GIVEN RECORDS:
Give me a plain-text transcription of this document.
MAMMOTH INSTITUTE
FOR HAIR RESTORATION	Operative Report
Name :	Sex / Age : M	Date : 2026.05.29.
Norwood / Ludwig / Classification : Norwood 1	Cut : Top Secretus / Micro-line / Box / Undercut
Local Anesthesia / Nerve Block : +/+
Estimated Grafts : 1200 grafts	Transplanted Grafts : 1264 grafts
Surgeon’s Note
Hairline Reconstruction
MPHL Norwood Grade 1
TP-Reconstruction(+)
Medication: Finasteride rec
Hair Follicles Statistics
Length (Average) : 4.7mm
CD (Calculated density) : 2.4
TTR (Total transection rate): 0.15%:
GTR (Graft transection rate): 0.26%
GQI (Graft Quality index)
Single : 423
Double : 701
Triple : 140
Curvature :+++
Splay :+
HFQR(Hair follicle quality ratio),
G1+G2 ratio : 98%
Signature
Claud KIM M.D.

EXERCISE:
Each line that holds the string "transection" counts once; give the total and nothing else.

COMPLETE ANSWER:
2